— Begin Listed entries —

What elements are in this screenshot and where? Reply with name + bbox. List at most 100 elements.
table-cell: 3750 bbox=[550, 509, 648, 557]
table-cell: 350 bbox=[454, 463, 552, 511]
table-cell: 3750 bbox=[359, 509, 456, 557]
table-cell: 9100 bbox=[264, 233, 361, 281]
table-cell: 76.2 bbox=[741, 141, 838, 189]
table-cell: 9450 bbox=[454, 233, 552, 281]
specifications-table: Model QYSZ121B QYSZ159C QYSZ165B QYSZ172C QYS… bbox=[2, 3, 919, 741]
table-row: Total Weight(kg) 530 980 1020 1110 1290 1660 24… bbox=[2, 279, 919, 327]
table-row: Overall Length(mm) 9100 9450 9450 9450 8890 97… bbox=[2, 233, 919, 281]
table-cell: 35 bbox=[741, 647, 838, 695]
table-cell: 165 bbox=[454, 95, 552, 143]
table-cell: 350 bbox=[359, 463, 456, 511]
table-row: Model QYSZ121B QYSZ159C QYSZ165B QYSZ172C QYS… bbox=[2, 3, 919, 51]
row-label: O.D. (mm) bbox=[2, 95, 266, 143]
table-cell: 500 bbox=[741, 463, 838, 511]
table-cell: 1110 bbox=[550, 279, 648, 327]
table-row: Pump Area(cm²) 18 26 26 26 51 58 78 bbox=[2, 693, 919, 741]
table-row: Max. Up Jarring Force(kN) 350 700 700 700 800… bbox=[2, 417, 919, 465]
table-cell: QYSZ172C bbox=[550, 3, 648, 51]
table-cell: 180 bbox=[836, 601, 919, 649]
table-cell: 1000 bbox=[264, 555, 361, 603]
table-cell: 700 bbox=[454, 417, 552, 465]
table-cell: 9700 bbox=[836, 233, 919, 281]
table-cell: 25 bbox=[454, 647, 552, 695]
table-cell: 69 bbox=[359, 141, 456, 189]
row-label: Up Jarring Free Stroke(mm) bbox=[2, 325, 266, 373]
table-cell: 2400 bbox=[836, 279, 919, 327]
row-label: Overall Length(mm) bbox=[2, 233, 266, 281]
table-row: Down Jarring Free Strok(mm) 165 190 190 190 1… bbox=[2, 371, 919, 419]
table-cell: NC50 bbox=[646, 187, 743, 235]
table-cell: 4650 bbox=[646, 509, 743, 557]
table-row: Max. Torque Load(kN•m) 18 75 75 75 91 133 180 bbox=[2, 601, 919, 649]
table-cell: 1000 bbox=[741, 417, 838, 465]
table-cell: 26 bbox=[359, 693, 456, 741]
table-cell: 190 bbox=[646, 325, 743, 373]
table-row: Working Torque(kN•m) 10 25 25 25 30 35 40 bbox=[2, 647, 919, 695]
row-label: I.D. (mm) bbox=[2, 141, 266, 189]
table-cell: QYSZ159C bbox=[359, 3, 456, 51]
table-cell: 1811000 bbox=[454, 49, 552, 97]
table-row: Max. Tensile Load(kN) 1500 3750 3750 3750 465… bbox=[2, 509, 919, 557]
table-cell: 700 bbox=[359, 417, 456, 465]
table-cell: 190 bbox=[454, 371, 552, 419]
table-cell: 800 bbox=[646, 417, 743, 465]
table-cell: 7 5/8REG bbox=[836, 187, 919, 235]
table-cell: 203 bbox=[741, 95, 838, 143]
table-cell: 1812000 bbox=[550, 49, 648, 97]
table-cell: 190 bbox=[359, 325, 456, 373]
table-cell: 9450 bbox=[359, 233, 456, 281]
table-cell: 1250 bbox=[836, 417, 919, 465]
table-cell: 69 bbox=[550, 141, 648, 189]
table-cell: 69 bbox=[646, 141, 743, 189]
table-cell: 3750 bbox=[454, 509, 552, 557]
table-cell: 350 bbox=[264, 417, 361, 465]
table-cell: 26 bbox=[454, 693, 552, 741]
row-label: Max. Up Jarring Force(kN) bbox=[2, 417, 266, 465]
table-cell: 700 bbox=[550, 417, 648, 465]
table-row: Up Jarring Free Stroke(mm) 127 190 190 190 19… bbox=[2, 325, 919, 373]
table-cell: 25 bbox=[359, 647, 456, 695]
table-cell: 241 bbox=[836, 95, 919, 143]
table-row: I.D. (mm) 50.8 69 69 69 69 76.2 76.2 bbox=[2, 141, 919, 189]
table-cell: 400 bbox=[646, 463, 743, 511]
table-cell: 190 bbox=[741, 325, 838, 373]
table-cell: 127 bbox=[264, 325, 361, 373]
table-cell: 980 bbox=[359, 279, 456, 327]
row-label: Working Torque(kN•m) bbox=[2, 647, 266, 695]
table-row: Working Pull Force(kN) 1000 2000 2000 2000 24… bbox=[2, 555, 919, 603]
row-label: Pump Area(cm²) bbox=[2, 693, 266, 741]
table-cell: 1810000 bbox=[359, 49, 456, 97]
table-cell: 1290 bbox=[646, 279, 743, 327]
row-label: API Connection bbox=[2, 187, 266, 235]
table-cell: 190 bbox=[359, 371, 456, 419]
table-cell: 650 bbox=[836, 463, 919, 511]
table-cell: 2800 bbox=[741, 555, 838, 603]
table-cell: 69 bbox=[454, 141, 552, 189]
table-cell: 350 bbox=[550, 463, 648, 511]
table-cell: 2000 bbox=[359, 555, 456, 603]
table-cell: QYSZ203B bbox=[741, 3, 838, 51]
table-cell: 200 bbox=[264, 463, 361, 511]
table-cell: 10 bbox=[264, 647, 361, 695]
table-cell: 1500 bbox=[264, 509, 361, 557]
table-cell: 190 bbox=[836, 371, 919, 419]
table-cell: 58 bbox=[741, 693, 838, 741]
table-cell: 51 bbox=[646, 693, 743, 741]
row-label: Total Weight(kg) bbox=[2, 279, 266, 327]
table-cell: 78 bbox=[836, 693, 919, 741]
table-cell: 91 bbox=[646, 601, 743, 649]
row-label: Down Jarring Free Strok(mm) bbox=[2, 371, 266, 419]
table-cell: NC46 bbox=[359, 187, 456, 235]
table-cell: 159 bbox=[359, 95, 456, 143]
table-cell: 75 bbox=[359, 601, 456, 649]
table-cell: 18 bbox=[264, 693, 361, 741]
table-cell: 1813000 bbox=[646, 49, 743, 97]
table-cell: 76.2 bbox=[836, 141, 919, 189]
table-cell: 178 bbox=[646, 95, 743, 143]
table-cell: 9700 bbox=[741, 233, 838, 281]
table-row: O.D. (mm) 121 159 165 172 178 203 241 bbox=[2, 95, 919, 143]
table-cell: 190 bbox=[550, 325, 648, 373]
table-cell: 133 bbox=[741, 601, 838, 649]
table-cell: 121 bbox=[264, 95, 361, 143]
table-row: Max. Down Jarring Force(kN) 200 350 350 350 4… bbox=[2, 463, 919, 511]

— End Listed entries —

Given task
Return all of the lines above word for word, leaving every character unchanged.

Task response
What elements are in this screenshot and where? Reply with name + bbox. List at most 100 elements.
table-cell: 3750 bbox=[550, 509, 648, 557]
table-cell: 350 bbox=[454, 463, 552, 511]
table-cell: 3750 bbox=[359, 509, 456, 557]
table-cell: 9100 bbox=[264, 233, 361, 281]
table-cell: 76.2 bbox=[741, 141, 838, 189]
table-cell: 9450 bbox=[454, 233, 552, 281]
specifications-table: Model QYSZ121B QYSZ159C QYSZ165B QYSZ172C QYS… bbox=[2, 3, 919, 741]
table-row: Total Weight(kg) 530 980 1020 1110 1290 1660 24… bbox=[2, 279, 919, 327]
table-row: Overall Length(mm) 9100 9450 9450 9450 8890 97… bbox=[2, 233, 919, 281]
table-cell: 35 bbox=[741, 647, 838, 695]
table-cell: 165 bbox=[454, 95, 552, 143]
table-cell: 350 bbox=[359, 463, 456, 511]
table-row: Model QYSZ121B QYSZ159C QYSZ165B QYSZ172C QYS… bbox=[2, 3, 919, 51]
row-label: O.D. (mm) bbox=[2, 95, 266, 143]
table-cell: 500 bbox=[741, 463, 838, 511]
table-cell: 1110 bbox=[550, 279, 648, 327]
table-row: Pump Area(cm²) 18 26 26 26 51 58 78 bbox=[2, 693, 919, 741]
table-row: Max. Up Jarring Force(kN) 350 700 700 700 800… bbox=[2, 417, 919, 465]
table-cell: QYSZ172C bbox=[550, 3, 648, 51]
table-cell: 180 bbox=[836, 601, 919, 649]
table-cell: 1000 bbox=[264, 555, 361, 603]
table-cell: 700 bbox=[454, 417, 552, 465]
table-cell: 9700 bbox=[836, 233, 919, 281]
table-cell: 25 bbox=[454, 647, 552, 695]
table-cell: 69 bbox=[359, 141, 456, 189]
row-label: Up Jarring Free Stroke(mm) bbox=[2, 325, 266, 373]
table-cell: 2400 bbox=[836, 279, 919, 327]
row-label: Overall Length(mm) bbox=[2, 233, 266, 281]
table-row: Down Jarring Free Strok(mm) 165 190 190 190 1… bbox=[2, 371, 919, 419]
table-cell: NC50 bbox=[646, 187, 743, 235]
table-cell: 4650 bbox=[646, 509, 743, 557]
table-row: Max. Torque Load(kN•m) 18 75 75 75 91 133 180 bbox=[2, 601, 919, 649]
table-cell: 1000 bbox=[741, 417, 838, 465]
table-cell: 26 bbox=[359, 693, 456, 741]
table-cell: 190 bbox=[646, 325, 743, 373]
table-row: Working Torque(kN•m) 10 25 25 25 30 35 40 bbox=[2, 647, 919, 695]
row-label: I.D. (mm) bbox=[2, 141, 266, 189]
table-cell: QYSZ159C bbox=[359, 3, 456, 51]
table-cell: 1811000 bbox=[454, 49, 552, 97]
table-row: Max. Tensile Load(kN) 1500 3750 3750 3750 465… bbox=[2, 509, 919, 557]
table-cell: 700 bbox=[359, 417, 456, 465]
table-cell: 190 bbox=[454, 371, 552, 419]
table-cell: 800 bbox=[646, 417, 743, 465]
table-cell: 7 5/8REG bbox=[836, 187, 919, 235]
table-cell: 203 bbox=[741, 95, 838, 143]
table-cell: 1812000 bbox=[550, 49, 648, 97]
table-cell: 190 bbox=[359, 325, 456, 373]
table-cell: 9450 bbox=[359, 233, 456, 281]
table-cell: 1250 bbox=[836, 417, 919, 465]
table-cell: 69 bbox=[550, 141, 648, 189]
table-cell: 69 bbox=[646, 141, 743, 189]
table-cell: 3750 bbox=[454, 509, 552, 557]
table-cell: 350 bbox=[264, 417, 361, 465]
table-cell: 26 bbox=[454, 693, 552, 741]
row-label: Max. Up Jarring Force(kN) bbox=[2, 417, 266, 465]
table-cell: 700 bbox=[550, 417, 648, 465]
table-row: Up Jarring Free Stroke(mm) 127 190 190 190 19… bbox=[2, 325, 919, 373]
table-cell: 25 bbox=[359, 647, 456, 695]
table-cell: 241 bbox=[836, 95, 919, 143]
table-row: I.D. (mm) 50.8 69 69 69 69 76.2 76.2 bbox=[2, 141, 919, 189]
table-cell: 400 bbox=[646, 463, 743, 511]
table-cell: 190 bbox=[741, 325, 838, 373]
table-cell: 127 bbox=[264, 325, 361, 373]
table-cell: 980 bbox=[359, 279, 456, 327]
row-label: Working Torque(kN•m) bbox=[2, 647, 266, 695]
table-row: Working Pull Force(kN) 1000 2000 2000 2000 24… bbox=[2, 555, 919, 603]
row-label: Pump Area(cm²) bbox=[2, 693, 266, 741]
table-cell: 1810000 bbox=[359, 49, 456, 97]
table-cell: 1290 bbox=[646, 279, 743, 327]
row-label: API Connection bbox=[2, 187, 266, 235]
table-cell: 190 bbox=[359, 371, 456, 419]
table-cell: 650 bbox=[836, 463, 919, 511]
table-cell: 2800 bbox=[741, 555, 838, 603]
table-cell: 69 bbox=[454, 141, 552, 189]
table-cell: 350 bbox=[550, 463, 648, 511]
table-cell: 2000 bbox=[359, 555, 456, 603]
table-cell: QYSZ203B bbox=[741, 3, 838, 51]
table-cell: 200 bbox=[264, 463, 361, 511]
table-cell: 10 bbox=[264, 647, 361, 695]
table-cell: 1500 bbox=[264, 509, 361, 557]
table-cell: 190 bbox=[836, 371, 919, 419]
table-cell: 58 bbox=[741, 693, 838, 741]
table-cell: 51 bbox=[646, 693, 743, 741]
row-label: Total Weight(kg) bbox=[2, 279, 266, 327]
table-cell: 78 bbox=[836, 693, 919, 741]
table-cell: 91 bbox=[646, 601, 743, 649]
row-label: Down Jarring Free Strok(mm) bbox=[2, 371, 266, 419]
table-cell: NC46 bbox=[359, 187, 456, 235]
table-cell: 159 bbox=[359, 95, 456, 143]
table-cell: 75 bbox=[359, 601, 456, 649]
table-cell: 18 bbox=[264, 693, 361, 741]
table-cell: 1813000 bbox=[646, 49, 743, 97]
table-cell: 76.2 bbox=[836, 141, 919, 189]
table-cell: 178 bbox=[646, 95, 743, 143]
table-cell: 9700 bbox=[741, 233, 838, 281]
table-row: O.D. (mm) 121 159 165 172 178 203 241 bbox=[2, 95, 919, 143]
table-cell: 190 bbox=[550, 325, 648, 373]
table-cell: 133 bbox=[741, 601, 838, 649]
table-cell: 121 bbox=[264, 95, 361, 143]
table-row: Max. Down Jarring Force(kN) 200 350 350 350 4… bbox=[2, 463, 919, 511]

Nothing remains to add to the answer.